EXERCISE :: State the number of lines where "stubs" appears. Add nothing else.

Collected data entries
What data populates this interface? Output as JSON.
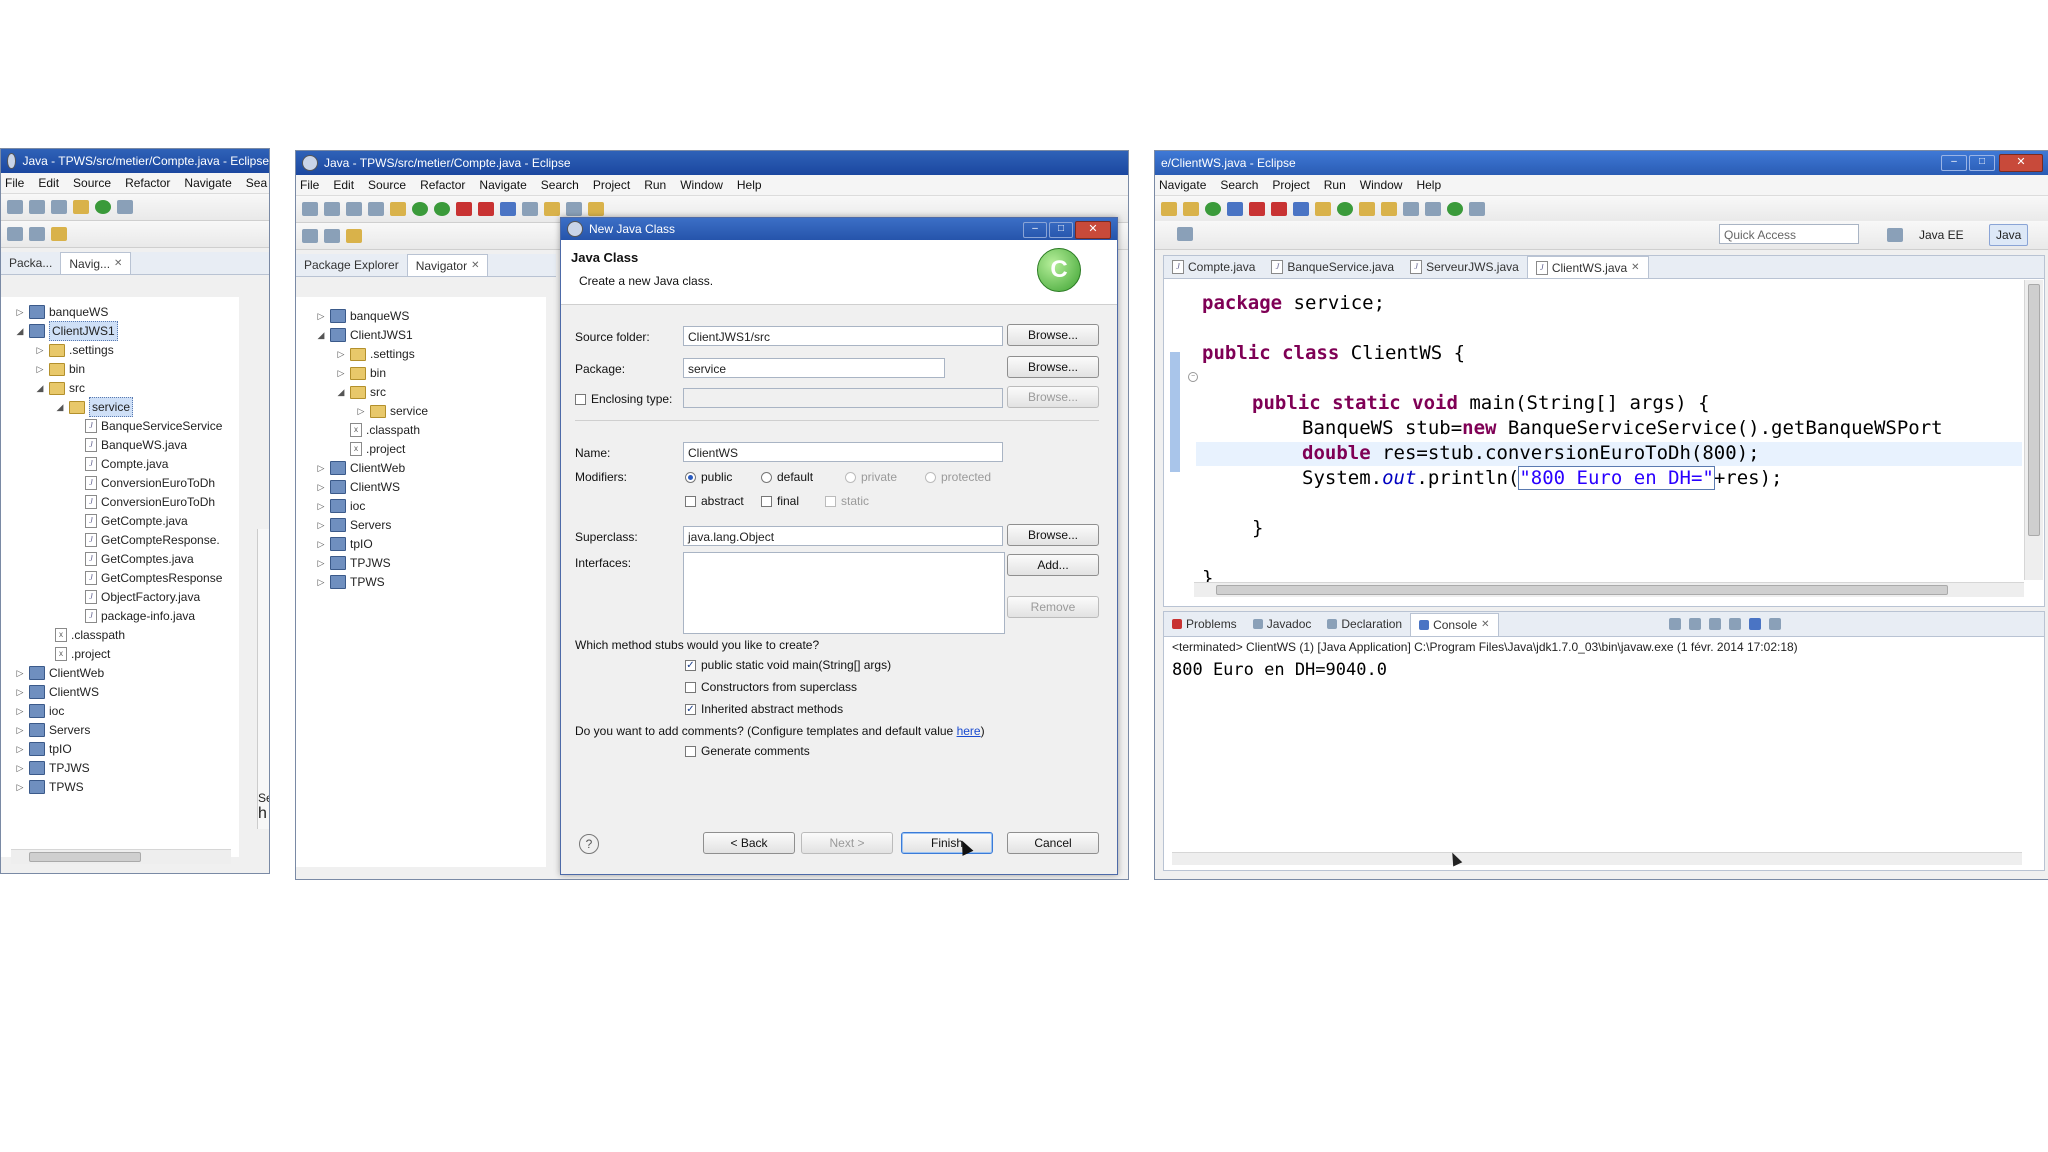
{
  "panel_left": {
    "title": "Java - TPWS/src/metier/Compte.java - Eclipse",
    "menu": [
      "File",
      "Edit",
      "Source",
      "Refactor",
      "Navigate",
      "Sea"
    ],
    "tabs": [
      "Packa...",
      "Navig..."
    ],
    "tree": [
      "banqueWS",
      "ClientJWS1",
      ".settings",
      "bin",
      "src",
      "service",
      "BanqueServiceService",
      "BanqueWS.java",
      "Compte.java",
      "ConversionEuroToDh",
      "ConversionEuroToDh",
      "GetCompte.java",
      "GetCompteResponse.",
      "GetComptes.java",
      "GetComptesResponse",
      "ObjectFactory.java",
      "package-info.java",
      ".classpath",
      ".project",
      "ClientWeb",
      "ClientWS",
      "ioc",
      "Servers",
      "tpIO",
      "TPJWS",
      "TPWS"
    ],
    "side_peek": [
      "Se",
      "h"
    ]
  },
  "panel_mid": {
    "title": "Java - TPWS/src/metier/Compte.java - Eclipse",
    "menu": [
      "File",
      "Edit",
      "Source",
      "Refactor",
      "Navigate",
      "Search",
      "Project",
      "Run",
      "Window",
      "Help"
    ],
    "tabs": [
      "Package Explorer",
      "Navigator"
    ],
    "tree": [
      "banqueWS",
      "ClientJWS1",
      ".settings",
      "bin",
      "src",
      "service",
      ".classpath",
      ".project",
      "ClientWeb",
      "ClientWS",
      "ioc",
      "Servers",
      "tpIO",
      "TPJWS",
      "TPWS"
    ]
  },
  "dialog": {
    "title": "New Java Class",
    "heading": "Java Class",
    "subheading": "Create a new Java class.",
    "source_folder_label": "Source folder:",
    "source_folder": "ClientJWS1/src",
    "package_label": "Package:",
    "package": "service",
    "enclosing_label": "Enclosing type:",
    "name_label": "Name:",
    "name": "ClientWS",
    "modifiers_label": "Modifiers:",
    "modifiers": [
      "public",
      "default",
      "private",
      "protected"
    ],
    "modifiers2": [
      "abstract",
      "final",
      "static"
    ],
    "superclass_label": "Superclass:",
    "superclass": "java.lang.Object",
    "interfaces_label": "Interfaces:",
    "browse": "Browse...",
    "add": "Add...",
    "remove": "Remove",
    "stubs_question": "Which method stubs would you like to create?",
    "stubs": [
      "public static void main(String[] args)",
      "Constructors from superclass",
      "Inherited abstract methods"
    ],
    "comments_question": "Do you want to add comments? (Configure templates and default value ",
    "comments_link": "here",
    "comments_end": ")",
    "generate_comments": "Generate comments",
    "help": "?",
    "back": "< Back",
    "next": "Next >",
    "finish": "Finish",
    "cancel": "Cancel"
  },
  "panel_right": {
    "title": "e/ClientWS.java - Eclipse",
    "menu": [
      "Navigate",
      "Search",
      "Project",
      "Run",
      "Window",
      "Help"
    ],
    "quick_access": "Quick Access",
    "perspectives": [
      "Java EE",
      "Java"
    ],
    "editor_tabs": [
      "Compte.java",
      "BanqueService.java",
      "ServeurJWS.java",
      "ClientWS.java"
    ],
    "code": {
      "l1_kw": "package",
      "l1_rest": " service;",
      "l2_kw": "public class",
      "l2_rest": " ClientWS {",
      "l3_kw": "public static void",
      "l3_rest": " main(String[] args) {",
      "l4": "BanqueWS stub=",
      "l4_kw": "new",
      "l4_rest": " BanqueServiceService().getBanqueWSPort",
      "l5_kw": "double",
      "l5_rest": " res=stub.conversionEuroToDh(800);",
      "l6_a": "System.",
      "l6_it": "out",
      "l6_b": ".println(",
      "l6_str": "\"800 Euro en DH=\"",
      "l6_c": "+res);",
      "l7": "}",
      "l8": "}"
    },
    "console_tabs": [
      "Problems",
      "Javadoc",
      "Declaration",
      "Console"
    ],
    "console_header": "<terminated> ClientWS (1) [Java Application] C:\\Program Files\\Java\\jdk1.7.0_03\\bin\\javaw.exe (1 févr. 2014 17:02:18)",
    "console_output": "800 Euro en DH=9040.0"
  },
  "colors": {
    "title_blue": "#1b47a0",
    "keyword": "#7f0055",
    "string": "#2a00ff",
    "field": "#0000c0"
  }
}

SOLUTION FOR THIS EXERCISE :: 2